:: EXERCISE INSTRUCTIONS ::
Filter the entries, keeping every line with the word "JSON".

* START MATERIALS PROVIDED *

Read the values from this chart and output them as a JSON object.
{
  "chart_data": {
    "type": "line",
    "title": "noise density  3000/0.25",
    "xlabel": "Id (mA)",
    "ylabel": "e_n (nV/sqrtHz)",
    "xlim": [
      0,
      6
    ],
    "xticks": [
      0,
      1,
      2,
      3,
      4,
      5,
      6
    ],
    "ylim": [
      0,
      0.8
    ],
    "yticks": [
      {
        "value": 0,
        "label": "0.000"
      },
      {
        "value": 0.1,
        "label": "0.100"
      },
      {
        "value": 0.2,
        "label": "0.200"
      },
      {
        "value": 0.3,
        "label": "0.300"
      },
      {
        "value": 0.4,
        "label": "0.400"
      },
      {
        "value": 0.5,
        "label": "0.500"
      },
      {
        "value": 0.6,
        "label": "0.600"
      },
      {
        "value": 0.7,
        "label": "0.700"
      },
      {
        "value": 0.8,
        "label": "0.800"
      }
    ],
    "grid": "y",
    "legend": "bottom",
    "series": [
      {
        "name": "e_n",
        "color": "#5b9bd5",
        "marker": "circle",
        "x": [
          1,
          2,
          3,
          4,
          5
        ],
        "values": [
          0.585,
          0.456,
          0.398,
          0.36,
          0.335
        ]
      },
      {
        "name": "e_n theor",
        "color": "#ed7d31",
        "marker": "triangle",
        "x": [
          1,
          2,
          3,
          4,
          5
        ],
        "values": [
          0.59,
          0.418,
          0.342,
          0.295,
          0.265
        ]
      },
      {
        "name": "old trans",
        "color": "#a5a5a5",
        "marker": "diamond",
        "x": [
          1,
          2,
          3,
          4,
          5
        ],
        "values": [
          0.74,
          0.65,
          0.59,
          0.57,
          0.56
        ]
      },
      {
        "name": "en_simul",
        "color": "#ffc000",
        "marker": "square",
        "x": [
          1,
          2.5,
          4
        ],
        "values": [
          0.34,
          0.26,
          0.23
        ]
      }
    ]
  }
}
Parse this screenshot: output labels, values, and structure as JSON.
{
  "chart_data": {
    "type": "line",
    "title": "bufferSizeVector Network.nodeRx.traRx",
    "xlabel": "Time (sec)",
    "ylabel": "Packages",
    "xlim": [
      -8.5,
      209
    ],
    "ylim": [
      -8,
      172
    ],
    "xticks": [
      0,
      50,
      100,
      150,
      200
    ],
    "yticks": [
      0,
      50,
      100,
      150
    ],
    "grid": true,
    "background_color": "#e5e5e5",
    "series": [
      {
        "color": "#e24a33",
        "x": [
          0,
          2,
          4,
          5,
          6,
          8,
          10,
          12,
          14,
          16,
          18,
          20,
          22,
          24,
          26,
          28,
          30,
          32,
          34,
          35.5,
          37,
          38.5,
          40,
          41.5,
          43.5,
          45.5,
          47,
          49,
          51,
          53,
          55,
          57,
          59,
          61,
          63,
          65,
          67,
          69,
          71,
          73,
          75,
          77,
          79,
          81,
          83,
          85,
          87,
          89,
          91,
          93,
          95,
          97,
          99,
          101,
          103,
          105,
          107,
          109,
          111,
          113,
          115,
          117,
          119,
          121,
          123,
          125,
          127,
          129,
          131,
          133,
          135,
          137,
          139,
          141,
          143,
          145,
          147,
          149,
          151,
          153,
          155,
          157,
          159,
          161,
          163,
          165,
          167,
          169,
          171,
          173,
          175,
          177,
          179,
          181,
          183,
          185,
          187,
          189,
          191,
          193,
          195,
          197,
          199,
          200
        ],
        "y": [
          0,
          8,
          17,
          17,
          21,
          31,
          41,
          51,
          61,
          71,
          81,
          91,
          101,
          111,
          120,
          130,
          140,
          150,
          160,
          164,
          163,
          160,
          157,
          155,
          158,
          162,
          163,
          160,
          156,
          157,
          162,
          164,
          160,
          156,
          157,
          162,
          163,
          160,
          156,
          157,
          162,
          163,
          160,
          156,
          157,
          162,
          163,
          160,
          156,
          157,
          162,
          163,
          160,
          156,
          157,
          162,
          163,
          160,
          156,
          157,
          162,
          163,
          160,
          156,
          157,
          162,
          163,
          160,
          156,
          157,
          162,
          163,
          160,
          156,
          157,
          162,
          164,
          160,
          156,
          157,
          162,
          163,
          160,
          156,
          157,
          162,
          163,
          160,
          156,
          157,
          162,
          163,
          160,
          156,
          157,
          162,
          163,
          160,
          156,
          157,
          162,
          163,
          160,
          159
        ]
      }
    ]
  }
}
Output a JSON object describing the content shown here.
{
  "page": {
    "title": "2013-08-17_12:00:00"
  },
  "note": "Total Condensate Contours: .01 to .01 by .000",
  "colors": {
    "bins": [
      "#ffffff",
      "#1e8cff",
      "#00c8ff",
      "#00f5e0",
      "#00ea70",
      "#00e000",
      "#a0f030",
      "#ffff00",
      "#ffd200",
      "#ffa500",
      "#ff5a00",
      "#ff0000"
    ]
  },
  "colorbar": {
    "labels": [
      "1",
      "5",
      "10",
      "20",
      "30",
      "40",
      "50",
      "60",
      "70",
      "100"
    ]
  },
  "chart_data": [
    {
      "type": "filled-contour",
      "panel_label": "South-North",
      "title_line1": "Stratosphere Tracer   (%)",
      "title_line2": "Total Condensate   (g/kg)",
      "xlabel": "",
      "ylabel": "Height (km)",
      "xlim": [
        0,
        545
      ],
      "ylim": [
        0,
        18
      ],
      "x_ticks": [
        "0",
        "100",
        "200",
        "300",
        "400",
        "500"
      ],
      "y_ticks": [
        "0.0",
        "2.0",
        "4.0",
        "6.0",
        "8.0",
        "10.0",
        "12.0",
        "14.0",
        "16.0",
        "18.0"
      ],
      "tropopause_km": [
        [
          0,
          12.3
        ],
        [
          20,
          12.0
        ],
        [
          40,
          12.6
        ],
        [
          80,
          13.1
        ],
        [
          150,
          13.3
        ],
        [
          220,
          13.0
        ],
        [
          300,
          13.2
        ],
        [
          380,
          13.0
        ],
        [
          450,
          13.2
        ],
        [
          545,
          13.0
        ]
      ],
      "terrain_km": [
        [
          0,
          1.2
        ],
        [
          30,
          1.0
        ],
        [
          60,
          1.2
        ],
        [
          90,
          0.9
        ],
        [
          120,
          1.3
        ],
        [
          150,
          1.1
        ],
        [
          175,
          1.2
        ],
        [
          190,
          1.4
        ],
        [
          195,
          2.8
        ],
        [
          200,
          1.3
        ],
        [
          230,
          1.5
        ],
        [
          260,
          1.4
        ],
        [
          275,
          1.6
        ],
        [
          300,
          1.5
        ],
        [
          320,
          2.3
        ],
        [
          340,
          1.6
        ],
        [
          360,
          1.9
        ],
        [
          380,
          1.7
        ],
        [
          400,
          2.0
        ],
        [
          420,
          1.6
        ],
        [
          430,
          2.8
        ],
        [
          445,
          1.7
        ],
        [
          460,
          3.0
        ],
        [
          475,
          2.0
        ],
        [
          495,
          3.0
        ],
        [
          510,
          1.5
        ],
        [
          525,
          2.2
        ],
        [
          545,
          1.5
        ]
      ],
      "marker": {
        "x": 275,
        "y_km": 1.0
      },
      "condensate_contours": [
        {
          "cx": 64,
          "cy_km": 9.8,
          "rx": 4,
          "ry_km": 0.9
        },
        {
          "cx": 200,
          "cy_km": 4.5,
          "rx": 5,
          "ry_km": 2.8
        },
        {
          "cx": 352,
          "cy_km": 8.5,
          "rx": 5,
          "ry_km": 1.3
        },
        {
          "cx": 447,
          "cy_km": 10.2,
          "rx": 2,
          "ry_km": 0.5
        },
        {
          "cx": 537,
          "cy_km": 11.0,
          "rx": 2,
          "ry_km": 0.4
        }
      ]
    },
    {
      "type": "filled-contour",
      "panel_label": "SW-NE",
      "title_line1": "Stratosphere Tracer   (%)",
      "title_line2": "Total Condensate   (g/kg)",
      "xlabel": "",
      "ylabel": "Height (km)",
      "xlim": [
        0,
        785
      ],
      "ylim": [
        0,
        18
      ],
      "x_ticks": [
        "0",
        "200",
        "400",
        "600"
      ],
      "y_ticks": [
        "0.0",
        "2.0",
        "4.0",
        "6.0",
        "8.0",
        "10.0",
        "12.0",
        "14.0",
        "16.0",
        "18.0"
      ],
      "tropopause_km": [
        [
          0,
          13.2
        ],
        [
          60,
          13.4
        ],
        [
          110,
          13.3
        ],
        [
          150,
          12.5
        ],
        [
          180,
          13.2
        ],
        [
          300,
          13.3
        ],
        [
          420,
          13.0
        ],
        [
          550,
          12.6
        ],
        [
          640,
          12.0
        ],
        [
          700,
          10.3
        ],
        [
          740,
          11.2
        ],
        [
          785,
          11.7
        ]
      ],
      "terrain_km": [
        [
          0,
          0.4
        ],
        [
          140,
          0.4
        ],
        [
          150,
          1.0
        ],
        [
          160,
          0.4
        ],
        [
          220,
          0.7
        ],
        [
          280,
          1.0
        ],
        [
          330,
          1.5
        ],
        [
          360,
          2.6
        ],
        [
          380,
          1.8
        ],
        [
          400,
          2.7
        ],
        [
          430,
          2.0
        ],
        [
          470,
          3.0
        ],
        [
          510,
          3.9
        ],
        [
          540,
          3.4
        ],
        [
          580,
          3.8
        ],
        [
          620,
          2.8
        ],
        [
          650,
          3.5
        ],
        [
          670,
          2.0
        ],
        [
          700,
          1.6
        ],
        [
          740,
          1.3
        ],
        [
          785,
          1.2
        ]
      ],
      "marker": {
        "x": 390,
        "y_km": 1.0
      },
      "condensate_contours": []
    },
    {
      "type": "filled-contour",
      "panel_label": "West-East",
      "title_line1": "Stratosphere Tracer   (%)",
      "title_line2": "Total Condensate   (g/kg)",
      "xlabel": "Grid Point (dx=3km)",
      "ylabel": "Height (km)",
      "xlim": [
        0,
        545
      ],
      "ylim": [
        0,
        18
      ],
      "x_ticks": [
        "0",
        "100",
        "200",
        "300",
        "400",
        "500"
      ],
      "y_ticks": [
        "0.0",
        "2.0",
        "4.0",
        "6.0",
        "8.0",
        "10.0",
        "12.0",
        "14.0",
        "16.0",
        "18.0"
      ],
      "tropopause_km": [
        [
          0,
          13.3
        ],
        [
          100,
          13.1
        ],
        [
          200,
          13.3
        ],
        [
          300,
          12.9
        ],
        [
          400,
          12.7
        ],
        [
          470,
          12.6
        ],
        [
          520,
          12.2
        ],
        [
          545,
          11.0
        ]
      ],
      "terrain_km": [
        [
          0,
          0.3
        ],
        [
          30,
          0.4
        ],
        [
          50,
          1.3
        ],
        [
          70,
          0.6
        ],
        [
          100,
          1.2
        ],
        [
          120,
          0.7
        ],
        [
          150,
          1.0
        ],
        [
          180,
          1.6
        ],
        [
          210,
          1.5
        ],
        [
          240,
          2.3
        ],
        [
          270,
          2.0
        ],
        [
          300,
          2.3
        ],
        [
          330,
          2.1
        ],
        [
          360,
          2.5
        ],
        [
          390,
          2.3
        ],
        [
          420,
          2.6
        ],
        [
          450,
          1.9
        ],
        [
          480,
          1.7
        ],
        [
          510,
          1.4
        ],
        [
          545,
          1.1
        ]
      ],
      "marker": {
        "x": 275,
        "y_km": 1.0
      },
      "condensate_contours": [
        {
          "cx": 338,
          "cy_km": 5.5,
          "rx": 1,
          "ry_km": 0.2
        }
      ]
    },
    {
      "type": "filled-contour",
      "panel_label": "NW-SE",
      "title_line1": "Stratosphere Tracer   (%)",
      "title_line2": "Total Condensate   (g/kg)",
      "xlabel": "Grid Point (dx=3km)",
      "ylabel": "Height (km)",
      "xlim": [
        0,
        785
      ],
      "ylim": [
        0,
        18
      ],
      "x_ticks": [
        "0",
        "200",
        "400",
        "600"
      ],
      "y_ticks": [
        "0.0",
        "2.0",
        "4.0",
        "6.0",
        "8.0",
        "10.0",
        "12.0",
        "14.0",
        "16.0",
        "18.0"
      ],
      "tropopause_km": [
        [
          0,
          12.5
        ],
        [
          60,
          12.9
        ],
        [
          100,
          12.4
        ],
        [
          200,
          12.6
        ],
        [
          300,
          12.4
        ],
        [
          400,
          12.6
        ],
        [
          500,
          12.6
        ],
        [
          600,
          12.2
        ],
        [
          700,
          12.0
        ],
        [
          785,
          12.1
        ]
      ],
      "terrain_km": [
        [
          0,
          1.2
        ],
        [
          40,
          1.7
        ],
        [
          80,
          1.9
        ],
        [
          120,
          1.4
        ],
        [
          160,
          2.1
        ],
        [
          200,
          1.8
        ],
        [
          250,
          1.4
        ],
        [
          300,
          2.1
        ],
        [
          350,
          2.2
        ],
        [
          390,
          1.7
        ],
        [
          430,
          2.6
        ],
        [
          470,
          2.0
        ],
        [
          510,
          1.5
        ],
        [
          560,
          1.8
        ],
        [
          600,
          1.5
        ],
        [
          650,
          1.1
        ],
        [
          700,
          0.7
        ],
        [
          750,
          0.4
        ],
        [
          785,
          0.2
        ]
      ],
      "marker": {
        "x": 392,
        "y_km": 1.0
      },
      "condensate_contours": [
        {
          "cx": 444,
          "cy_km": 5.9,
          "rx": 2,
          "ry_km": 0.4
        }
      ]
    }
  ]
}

* END MATERIALS PROVIDED *

:: ANSWER FOR THE TASK ::
Read the values from this chart and output them as a JSON object.
Parse this screenshot: output labels, values, and structure as JSON.
Output a JSON object describing the content shown here.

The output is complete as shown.